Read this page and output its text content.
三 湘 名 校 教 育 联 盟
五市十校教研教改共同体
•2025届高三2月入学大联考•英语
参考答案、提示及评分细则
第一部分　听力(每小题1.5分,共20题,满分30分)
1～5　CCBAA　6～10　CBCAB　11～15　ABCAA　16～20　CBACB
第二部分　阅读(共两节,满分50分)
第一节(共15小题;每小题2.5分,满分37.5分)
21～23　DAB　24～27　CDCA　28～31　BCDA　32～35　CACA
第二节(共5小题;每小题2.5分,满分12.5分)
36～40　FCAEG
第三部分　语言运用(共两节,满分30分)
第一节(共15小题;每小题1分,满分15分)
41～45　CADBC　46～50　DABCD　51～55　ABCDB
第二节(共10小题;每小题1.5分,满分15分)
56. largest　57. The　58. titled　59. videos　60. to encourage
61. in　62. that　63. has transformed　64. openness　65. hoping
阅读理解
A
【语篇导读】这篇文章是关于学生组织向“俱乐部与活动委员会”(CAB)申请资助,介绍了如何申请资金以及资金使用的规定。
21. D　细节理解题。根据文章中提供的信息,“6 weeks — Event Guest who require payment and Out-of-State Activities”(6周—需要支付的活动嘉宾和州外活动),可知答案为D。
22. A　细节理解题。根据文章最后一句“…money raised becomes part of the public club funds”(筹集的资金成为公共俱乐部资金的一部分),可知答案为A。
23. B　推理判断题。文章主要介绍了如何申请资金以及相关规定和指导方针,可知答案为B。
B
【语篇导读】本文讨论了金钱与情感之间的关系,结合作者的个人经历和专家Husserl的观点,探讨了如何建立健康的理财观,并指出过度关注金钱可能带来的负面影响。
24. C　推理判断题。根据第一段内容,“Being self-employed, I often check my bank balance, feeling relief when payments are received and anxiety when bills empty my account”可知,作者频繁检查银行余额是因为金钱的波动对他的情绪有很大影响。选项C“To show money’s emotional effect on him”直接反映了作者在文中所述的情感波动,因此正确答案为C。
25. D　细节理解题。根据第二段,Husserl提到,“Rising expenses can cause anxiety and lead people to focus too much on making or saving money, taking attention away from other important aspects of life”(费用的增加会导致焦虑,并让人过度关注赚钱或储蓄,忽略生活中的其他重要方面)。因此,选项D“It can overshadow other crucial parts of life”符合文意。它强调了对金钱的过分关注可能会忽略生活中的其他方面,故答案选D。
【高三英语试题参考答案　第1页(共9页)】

■ TASK REQUIREMENTS: Search the data for "语篇导读". Copy every matching line.

■ OUTPUT OF THE EXERCISE:
【语篇导读】这篇文章是关于学生组织向“俱乐部与活动委员会”(CAB)申请资助,介绍了如何申请资金以及资金使用的规定。
【语篇导读】本文讨论了金钱与情感之间的关系,结合作者的个人经历和专家Husserl的观点,探讨了如何建立健康的理财观,并指出过度关注金钱可能带来的负面影响。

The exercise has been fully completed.